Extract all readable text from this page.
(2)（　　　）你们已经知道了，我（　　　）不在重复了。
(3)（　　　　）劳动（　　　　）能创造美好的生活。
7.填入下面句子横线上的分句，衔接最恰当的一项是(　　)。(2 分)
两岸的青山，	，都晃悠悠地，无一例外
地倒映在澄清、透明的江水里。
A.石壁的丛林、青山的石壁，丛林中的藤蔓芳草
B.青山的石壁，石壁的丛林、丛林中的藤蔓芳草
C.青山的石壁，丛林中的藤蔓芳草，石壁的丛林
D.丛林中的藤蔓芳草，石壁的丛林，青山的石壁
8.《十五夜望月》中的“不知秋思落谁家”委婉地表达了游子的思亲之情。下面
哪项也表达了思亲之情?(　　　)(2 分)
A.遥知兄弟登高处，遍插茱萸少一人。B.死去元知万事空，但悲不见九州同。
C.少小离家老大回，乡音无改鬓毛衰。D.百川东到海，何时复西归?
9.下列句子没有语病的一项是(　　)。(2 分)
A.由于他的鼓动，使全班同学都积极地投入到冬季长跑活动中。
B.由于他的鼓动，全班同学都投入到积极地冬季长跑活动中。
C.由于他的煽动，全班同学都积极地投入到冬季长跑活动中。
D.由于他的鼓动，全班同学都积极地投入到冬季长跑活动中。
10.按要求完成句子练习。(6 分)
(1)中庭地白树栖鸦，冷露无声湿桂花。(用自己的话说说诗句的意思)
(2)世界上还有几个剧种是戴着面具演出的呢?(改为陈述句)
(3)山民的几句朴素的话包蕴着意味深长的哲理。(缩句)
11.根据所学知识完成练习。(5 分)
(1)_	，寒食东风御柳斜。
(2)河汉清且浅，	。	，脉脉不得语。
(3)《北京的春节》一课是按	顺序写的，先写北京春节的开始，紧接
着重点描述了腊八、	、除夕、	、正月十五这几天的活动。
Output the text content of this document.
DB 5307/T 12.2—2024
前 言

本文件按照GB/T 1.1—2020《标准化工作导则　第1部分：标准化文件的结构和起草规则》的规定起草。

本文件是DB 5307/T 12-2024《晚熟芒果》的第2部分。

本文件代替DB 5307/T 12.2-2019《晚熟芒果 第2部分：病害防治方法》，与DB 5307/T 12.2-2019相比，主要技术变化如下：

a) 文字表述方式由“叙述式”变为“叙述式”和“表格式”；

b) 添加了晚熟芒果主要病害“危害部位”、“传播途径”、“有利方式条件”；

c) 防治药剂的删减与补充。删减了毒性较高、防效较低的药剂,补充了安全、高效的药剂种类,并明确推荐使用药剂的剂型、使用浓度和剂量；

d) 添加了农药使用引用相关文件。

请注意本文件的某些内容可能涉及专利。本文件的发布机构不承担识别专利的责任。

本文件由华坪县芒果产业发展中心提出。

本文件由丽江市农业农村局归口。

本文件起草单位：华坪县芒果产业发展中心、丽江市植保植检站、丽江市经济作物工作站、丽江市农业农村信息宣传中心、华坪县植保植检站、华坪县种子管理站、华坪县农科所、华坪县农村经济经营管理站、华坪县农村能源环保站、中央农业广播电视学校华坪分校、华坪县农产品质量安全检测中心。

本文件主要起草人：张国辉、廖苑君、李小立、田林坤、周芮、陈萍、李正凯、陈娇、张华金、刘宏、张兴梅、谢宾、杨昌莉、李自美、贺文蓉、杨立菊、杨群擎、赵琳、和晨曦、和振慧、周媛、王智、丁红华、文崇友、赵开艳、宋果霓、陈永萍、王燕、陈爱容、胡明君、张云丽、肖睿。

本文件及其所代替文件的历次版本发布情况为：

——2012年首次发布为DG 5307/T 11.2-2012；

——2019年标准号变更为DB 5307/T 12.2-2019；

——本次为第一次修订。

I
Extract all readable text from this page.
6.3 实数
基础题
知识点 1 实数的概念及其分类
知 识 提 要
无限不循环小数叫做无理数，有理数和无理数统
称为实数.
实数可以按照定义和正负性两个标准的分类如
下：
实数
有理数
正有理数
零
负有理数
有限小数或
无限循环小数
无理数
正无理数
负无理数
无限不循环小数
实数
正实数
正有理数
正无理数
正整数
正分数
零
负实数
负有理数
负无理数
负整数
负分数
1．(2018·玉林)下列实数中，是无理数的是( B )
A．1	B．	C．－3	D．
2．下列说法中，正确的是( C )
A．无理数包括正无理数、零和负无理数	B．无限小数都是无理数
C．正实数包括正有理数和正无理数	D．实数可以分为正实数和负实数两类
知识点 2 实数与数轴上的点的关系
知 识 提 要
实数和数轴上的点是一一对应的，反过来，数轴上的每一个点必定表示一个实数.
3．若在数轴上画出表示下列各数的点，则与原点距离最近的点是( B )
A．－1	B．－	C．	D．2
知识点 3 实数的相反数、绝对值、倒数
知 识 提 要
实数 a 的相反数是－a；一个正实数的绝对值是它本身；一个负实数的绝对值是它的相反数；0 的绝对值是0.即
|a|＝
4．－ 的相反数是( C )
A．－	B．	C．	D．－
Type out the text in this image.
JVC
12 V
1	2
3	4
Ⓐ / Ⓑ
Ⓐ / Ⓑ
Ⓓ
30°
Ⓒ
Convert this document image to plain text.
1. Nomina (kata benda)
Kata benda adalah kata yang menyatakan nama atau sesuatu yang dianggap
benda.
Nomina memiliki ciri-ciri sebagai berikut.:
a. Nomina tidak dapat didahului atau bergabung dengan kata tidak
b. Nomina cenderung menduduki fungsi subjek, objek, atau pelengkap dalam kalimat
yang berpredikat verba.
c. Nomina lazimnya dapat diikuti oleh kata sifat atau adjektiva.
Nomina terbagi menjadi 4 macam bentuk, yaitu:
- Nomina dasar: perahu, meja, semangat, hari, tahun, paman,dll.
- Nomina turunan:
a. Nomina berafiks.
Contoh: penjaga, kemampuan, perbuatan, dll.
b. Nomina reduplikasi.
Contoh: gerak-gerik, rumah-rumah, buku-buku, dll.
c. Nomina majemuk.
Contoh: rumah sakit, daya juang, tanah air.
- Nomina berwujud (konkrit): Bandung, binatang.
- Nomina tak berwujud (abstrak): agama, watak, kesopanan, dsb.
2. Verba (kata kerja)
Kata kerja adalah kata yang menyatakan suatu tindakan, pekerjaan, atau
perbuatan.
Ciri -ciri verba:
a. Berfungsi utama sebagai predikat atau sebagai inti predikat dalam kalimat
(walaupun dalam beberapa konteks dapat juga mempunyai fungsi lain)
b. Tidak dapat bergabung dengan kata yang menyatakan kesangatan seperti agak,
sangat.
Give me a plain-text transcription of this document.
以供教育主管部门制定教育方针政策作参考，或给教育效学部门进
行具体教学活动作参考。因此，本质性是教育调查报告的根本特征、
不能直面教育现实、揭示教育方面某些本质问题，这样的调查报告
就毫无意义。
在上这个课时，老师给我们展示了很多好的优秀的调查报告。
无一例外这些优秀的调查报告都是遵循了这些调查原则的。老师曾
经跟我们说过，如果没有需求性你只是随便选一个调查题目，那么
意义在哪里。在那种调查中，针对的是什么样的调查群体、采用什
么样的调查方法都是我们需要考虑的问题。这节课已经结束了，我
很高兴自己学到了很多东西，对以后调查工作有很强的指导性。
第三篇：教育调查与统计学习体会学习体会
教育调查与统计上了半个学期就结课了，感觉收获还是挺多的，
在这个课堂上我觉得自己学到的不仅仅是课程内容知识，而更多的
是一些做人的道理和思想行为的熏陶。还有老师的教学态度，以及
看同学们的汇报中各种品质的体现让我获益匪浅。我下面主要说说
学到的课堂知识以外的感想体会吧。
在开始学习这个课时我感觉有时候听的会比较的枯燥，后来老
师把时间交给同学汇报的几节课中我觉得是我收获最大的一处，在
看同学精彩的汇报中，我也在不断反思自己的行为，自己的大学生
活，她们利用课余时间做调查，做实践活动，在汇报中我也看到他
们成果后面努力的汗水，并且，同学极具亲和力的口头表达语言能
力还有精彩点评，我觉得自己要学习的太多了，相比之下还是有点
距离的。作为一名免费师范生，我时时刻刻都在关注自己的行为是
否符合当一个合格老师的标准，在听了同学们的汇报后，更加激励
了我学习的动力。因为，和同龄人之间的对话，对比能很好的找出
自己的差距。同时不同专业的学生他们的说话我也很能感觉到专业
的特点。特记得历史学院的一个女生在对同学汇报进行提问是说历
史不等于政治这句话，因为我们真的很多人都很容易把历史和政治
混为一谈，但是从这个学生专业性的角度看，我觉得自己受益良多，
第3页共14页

________________________

What the exercise asks: Go through the records. Copy each line where "bergabung" appears.

Answer to this problem:
a. Nomina tidak dapat didahului atau bergabung dengan kata tidak
b. Tidak dapat bergabung dengan kata yang menyatakan kesangatan seperti agak,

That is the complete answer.